Description of the task ▸ Pull every line containing the word "户城市低" from the records.
((
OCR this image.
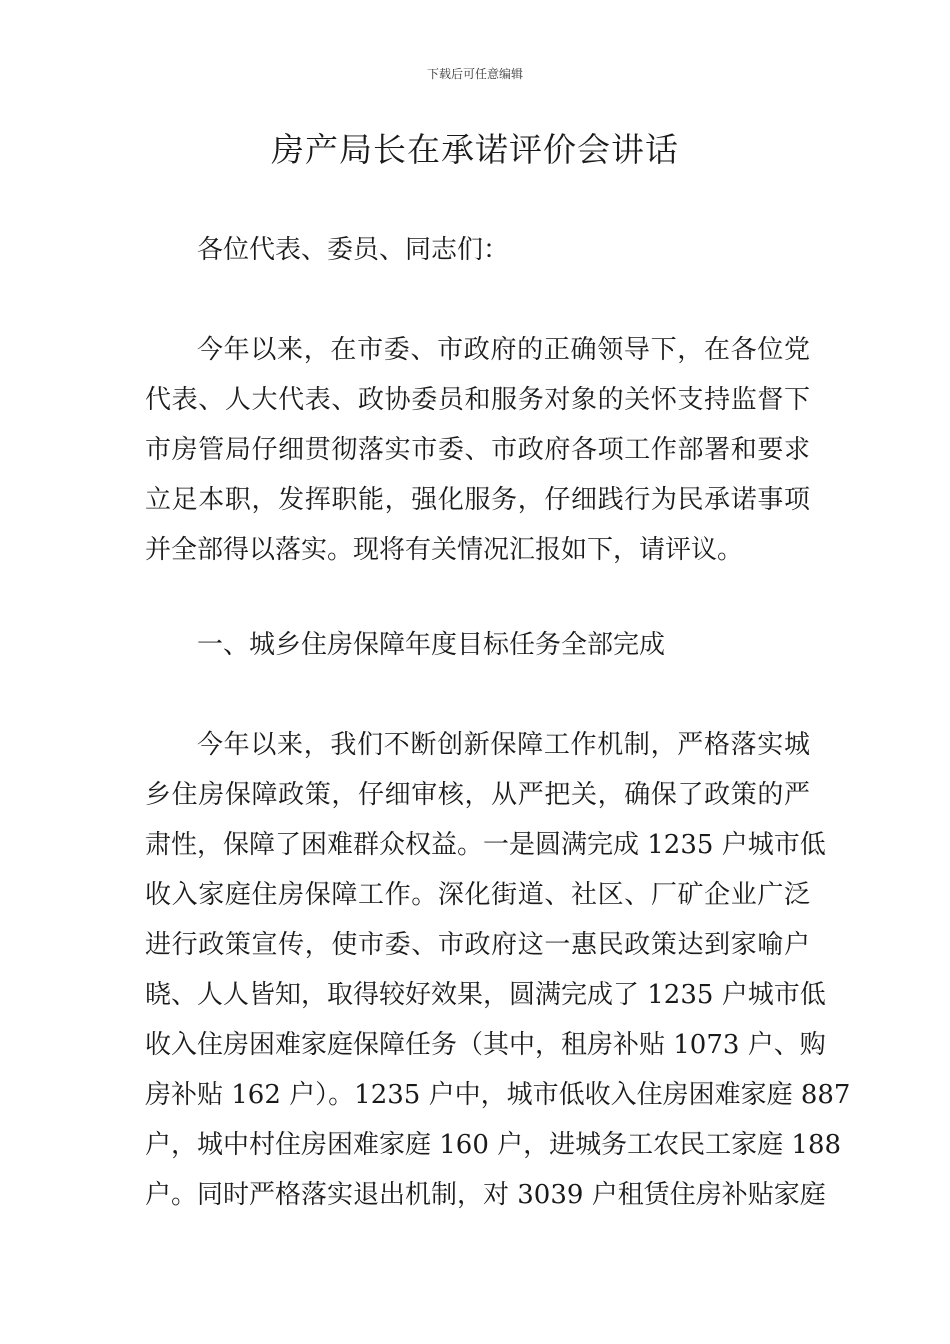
下载后可任意编辑
房产局长在承诺评价会讲话
各位代表、委员、同志们：
今年以来，在市委、市政府的正确领导下，在各位党
代表、人大代表、政协委员和服务对象的关怀支持监督下
市房管局仔细贯彻落实市委、市政府各项工作部署和要求
立足本职，发挥职能，强化服务，仔细践行为民承诺事项
并全部得以落实。现将有关情况汇报如下，请评议。
一、城乡住房保障年度目标任务全部完成
今年以来，我们不断创新保障工作机制，严格落实城
乡住房保障政策，仔细审核，从严把关，确保了政策的严
肃性，保障了困难群众权益。一是圆满完成 1235 户城市低
收入家庭住房保障工作。深化街道、社区、厂矿企业广泛
进行政策宣传，使市委、市政府这一惠民政策达到家喻户
晓、人人皆知，取得较好效果，圆满完成了 1235 户城市低
收入住房困难家庭保障任务（其中，租房补贴 1073 户、购
房补贴 162 户）。1235 户中，城市低收入住房困难家庭 887
户，城中村住房困难家庭 160 户，进城务工农民工家庭 188
户。同时严格落实退出机制，对 3039 户租赁住房补贴家庭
))
Worked answer ▸
肃性，保障了困难群众权益。一是圆满完成 1235 户城市低
晓、人人皆知，取得较好效果，圆满完成了 1235 户城市低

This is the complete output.